§ **Stated problem**
Where a line in the listing below contains the word "Xiao", copy that line.
* START *
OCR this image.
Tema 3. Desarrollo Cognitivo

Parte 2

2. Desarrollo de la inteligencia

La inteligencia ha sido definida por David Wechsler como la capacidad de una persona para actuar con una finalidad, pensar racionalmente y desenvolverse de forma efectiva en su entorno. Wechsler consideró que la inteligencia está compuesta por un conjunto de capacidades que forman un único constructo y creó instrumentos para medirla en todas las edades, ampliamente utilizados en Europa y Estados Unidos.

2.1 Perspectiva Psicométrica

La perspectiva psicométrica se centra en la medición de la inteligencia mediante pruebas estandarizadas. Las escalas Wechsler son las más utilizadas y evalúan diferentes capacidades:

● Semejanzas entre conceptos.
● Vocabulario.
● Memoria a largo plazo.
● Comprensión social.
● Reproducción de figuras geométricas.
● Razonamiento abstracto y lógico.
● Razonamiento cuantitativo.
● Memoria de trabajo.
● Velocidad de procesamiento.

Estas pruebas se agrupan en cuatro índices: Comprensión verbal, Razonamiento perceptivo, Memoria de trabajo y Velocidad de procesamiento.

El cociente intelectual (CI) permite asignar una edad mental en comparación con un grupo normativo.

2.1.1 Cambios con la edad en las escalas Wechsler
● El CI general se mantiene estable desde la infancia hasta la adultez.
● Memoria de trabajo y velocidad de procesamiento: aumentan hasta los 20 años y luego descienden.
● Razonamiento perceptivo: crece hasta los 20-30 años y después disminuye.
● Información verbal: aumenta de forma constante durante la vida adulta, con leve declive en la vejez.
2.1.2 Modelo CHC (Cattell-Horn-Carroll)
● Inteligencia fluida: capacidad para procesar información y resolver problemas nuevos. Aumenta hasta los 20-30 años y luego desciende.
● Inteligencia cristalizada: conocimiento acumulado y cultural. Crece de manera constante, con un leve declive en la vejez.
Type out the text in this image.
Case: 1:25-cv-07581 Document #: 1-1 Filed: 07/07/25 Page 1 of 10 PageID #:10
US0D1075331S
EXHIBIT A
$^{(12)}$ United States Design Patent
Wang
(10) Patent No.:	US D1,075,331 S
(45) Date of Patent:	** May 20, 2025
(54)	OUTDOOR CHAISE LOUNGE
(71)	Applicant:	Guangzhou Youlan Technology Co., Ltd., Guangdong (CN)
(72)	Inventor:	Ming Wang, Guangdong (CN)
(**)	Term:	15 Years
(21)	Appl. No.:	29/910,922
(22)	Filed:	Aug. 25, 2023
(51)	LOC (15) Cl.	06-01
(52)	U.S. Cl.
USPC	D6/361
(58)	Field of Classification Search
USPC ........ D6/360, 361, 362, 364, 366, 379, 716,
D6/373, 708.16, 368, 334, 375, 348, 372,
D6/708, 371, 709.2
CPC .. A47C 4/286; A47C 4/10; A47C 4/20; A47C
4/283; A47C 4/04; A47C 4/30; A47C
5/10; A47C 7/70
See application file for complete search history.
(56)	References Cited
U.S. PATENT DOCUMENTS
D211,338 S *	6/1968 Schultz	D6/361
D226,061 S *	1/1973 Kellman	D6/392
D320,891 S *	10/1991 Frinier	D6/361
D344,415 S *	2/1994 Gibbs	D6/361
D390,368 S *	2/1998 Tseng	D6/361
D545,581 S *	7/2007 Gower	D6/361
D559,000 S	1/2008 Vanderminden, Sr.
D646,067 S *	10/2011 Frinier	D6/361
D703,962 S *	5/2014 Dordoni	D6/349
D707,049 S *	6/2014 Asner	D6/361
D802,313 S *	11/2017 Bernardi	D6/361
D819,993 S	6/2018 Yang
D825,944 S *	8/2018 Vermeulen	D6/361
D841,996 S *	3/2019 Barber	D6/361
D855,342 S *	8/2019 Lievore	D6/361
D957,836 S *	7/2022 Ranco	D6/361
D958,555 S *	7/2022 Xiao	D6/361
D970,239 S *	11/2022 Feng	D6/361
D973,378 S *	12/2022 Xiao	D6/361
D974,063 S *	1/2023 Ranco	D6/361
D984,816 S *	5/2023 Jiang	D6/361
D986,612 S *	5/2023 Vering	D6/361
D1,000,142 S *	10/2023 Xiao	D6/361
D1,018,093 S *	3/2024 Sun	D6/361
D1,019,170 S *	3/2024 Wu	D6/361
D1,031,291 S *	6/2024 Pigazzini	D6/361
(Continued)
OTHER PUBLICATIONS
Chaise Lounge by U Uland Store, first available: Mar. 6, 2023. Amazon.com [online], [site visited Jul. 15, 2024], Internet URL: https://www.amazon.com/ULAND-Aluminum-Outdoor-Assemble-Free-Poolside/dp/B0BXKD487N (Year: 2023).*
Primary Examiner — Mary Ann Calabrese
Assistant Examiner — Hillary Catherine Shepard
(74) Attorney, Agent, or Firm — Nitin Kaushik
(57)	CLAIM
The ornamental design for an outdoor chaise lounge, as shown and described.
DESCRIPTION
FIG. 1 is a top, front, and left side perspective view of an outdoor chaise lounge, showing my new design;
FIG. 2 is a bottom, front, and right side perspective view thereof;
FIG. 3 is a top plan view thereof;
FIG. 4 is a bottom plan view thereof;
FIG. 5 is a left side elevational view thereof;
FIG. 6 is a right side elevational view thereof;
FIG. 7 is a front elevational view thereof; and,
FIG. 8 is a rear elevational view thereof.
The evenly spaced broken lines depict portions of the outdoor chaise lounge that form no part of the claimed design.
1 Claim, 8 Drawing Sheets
* END *
§ **Solution for this problem**
D958,555 S *	7/2022 Xiao	D6/361
D973,378 S *	12/2022 Xiao	D6/361
D1,000,142 S *	10/2023 Xiao	D6/361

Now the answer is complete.